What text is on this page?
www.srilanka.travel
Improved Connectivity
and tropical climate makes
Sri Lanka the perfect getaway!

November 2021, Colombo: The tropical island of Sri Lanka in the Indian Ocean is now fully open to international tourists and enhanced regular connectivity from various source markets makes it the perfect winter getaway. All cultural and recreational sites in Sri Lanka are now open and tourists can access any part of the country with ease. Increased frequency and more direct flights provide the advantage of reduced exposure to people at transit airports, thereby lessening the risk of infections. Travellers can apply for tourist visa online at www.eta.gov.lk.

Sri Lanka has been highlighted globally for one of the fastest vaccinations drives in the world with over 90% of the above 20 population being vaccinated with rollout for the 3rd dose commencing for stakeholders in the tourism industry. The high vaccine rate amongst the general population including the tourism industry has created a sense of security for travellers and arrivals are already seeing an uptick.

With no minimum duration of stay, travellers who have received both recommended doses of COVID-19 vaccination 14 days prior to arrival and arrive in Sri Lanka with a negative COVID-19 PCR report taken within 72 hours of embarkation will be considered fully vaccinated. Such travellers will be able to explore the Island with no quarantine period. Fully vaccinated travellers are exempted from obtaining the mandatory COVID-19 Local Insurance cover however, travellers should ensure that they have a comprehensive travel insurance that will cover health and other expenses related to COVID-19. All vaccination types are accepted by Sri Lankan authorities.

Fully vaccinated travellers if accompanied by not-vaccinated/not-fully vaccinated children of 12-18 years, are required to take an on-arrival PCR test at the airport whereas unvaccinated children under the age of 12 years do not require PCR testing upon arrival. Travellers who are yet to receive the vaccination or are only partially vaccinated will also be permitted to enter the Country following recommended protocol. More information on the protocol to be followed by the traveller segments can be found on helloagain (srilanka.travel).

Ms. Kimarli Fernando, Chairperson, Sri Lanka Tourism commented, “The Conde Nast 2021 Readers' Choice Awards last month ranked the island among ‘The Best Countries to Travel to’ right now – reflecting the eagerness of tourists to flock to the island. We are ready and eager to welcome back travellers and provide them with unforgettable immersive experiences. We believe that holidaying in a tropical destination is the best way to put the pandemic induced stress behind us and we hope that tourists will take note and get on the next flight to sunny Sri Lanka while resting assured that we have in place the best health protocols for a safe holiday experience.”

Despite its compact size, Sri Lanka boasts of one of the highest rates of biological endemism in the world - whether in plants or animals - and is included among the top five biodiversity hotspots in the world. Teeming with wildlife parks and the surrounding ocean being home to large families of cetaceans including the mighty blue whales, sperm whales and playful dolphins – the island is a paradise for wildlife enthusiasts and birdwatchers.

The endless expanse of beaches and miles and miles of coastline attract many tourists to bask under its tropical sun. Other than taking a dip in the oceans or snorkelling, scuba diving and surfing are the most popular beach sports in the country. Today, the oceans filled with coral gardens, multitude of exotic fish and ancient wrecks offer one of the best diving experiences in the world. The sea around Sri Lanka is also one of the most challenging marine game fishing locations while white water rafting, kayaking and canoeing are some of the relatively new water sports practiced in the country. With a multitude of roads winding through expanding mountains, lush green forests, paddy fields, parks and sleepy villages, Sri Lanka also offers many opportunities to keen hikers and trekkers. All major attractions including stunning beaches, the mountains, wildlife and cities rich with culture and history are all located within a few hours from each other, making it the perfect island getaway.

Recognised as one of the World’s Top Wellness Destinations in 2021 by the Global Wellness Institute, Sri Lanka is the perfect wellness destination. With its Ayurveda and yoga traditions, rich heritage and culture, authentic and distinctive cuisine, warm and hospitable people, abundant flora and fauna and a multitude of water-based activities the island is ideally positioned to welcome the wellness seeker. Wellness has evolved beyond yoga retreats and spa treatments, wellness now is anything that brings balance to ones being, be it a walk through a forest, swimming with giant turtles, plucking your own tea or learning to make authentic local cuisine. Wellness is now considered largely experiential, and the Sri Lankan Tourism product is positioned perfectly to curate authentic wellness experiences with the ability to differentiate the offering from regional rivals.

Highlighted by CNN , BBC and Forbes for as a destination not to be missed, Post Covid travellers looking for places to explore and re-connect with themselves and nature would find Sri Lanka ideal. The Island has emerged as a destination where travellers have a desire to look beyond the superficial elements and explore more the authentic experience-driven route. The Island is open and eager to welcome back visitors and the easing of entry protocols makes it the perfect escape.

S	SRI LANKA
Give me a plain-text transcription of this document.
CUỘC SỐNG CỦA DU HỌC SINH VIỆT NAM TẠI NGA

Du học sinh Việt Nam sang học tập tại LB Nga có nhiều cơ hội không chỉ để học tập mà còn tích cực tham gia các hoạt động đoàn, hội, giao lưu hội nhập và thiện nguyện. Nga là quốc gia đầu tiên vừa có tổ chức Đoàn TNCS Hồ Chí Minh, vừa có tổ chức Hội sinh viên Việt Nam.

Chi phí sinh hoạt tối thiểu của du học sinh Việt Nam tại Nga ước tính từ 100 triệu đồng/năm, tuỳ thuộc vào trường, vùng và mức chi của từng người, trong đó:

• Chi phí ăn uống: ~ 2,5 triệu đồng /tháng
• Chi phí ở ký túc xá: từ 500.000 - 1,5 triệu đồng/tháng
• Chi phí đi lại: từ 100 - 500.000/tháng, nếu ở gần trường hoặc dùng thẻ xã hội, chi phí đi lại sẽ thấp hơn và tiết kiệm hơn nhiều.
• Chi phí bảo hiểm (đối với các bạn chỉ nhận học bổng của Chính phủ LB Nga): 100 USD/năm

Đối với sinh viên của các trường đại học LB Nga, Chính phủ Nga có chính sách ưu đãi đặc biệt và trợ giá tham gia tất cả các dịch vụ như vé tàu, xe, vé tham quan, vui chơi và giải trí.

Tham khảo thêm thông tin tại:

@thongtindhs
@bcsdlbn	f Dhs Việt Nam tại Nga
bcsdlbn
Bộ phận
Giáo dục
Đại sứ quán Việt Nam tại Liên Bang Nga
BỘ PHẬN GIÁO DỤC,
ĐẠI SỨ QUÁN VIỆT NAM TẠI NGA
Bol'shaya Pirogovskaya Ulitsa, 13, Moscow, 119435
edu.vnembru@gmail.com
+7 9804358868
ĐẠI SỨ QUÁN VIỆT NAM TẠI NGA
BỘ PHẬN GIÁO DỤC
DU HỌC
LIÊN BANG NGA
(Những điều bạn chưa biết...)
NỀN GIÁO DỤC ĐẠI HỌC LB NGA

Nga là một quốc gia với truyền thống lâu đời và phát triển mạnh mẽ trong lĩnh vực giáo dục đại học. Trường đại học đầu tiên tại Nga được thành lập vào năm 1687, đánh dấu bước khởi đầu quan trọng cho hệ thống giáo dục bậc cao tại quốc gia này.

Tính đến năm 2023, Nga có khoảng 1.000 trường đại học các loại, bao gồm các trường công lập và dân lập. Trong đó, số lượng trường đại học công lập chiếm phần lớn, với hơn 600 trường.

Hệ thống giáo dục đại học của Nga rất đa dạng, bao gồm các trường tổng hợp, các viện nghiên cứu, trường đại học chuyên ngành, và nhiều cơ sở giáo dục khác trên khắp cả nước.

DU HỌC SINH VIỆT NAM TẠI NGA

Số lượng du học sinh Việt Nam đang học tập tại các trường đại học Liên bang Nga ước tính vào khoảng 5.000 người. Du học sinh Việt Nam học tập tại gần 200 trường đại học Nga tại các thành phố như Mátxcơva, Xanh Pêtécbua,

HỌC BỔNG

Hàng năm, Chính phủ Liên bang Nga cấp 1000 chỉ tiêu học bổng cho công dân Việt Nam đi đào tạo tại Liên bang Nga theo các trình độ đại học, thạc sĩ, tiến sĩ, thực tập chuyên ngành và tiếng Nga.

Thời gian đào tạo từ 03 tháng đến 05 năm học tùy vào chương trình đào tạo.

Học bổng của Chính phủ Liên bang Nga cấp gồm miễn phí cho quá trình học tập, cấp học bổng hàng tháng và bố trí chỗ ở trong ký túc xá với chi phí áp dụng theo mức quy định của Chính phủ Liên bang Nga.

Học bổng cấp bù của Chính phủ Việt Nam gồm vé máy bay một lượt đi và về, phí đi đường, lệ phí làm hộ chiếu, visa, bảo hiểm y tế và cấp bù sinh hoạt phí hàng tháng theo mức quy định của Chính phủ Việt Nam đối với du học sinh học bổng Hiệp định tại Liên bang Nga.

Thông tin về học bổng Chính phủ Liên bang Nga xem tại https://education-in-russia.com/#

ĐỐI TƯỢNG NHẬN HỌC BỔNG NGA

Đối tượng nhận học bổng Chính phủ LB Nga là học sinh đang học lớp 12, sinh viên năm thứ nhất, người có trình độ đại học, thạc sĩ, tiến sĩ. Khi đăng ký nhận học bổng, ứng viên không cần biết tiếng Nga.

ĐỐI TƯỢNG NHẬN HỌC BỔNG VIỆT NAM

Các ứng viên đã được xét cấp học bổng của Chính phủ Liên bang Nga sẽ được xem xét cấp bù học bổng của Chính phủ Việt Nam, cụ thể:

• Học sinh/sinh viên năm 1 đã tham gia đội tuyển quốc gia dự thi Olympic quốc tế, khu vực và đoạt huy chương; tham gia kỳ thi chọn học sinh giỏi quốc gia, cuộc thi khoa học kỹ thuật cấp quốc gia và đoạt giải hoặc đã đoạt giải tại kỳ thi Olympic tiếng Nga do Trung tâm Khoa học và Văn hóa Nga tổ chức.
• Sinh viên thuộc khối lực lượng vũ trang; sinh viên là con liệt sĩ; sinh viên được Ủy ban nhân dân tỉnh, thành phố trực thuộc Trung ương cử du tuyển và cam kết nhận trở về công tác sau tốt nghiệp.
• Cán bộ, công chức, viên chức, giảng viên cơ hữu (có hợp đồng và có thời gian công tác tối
_ _ _ _ _ _ _
| Required work |
What number of lines in the records contain the word "bcsdlbn"? Answer with that number alone.

| Full response |
2